▸ Your objective:
Write the count of lines that contain the word "населения" and nothing else.

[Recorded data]
--- START ---

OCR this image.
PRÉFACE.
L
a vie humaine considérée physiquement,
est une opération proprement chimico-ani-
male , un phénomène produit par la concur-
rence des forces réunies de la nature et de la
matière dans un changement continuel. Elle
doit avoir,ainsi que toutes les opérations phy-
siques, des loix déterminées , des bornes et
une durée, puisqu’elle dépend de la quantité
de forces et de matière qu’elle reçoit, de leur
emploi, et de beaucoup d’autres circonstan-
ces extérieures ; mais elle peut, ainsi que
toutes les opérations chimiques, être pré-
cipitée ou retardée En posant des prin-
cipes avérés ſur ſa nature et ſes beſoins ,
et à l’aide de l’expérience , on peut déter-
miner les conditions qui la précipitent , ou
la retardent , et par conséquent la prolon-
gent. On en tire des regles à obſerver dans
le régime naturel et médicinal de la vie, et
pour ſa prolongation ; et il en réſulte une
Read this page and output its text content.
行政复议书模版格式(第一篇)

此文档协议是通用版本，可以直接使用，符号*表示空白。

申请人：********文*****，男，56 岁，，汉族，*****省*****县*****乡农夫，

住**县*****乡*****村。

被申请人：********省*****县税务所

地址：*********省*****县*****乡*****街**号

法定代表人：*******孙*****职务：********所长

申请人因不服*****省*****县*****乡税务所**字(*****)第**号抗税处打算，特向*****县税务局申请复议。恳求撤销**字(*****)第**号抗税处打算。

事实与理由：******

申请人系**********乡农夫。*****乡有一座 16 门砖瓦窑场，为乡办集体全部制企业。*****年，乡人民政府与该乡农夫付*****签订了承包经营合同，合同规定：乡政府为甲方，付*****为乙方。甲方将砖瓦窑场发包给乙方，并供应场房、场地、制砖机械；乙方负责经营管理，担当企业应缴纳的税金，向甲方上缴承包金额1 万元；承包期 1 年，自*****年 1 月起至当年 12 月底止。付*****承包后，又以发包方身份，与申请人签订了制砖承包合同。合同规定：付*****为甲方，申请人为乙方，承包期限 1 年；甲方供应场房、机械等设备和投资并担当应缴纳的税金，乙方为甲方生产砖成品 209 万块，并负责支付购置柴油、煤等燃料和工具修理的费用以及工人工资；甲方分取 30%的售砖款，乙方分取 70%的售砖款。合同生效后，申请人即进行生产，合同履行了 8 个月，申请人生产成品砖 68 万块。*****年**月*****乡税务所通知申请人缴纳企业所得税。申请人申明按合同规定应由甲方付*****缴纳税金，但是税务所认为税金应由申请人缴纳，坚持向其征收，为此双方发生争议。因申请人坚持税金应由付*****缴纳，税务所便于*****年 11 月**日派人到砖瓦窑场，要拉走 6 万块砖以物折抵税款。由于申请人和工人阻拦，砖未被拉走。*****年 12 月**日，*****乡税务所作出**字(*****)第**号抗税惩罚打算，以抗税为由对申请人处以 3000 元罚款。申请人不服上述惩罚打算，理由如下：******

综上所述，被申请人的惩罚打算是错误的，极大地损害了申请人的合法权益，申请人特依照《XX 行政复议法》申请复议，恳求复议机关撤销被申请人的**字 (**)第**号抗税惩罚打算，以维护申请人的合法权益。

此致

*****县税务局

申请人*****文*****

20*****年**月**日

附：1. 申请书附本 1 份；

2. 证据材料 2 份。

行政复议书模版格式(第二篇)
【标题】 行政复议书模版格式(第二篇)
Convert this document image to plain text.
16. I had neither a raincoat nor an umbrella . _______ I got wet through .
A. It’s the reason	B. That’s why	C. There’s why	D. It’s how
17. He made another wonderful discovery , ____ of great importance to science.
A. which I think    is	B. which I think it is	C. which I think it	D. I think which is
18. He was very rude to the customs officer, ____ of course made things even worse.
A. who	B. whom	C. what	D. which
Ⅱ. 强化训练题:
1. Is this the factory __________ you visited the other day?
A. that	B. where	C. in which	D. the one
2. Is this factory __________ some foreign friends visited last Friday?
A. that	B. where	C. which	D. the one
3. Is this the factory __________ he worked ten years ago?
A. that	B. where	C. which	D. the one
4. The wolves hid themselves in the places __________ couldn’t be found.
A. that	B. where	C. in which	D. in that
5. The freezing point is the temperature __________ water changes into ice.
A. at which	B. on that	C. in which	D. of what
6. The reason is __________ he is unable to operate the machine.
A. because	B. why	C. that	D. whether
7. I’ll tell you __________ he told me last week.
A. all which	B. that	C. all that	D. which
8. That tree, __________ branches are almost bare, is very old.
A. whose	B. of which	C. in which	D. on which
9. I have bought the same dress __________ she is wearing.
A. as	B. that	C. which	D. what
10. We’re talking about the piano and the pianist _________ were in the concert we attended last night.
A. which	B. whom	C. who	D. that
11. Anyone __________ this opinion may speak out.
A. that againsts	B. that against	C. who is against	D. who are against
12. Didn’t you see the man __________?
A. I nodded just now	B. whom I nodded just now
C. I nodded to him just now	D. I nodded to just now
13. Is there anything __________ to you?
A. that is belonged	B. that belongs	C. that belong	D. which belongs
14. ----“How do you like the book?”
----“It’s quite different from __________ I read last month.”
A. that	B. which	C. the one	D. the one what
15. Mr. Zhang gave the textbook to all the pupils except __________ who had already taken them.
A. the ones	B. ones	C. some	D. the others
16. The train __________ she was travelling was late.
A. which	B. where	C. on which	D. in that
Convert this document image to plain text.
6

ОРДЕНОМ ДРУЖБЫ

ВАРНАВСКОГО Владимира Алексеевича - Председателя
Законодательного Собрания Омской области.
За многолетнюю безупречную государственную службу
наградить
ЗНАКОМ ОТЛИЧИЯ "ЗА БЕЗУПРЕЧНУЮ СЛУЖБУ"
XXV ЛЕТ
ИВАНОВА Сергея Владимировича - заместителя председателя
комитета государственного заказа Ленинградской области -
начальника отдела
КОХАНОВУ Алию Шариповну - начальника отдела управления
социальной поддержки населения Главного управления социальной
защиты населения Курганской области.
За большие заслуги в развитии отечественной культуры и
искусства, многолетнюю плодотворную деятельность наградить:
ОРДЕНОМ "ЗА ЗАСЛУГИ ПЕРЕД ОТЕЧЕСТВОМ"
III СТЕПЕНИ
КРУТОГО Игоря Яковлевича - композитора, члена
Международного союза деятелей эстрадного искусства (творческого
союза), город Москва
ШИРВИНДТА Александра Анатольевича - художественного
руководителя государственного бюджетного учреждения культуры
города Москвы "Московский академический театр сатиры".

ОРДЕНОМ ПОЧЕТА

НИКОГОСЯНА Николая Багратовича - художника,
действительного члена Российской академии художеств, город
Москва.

--- END ---

▸ Completed exercise:
2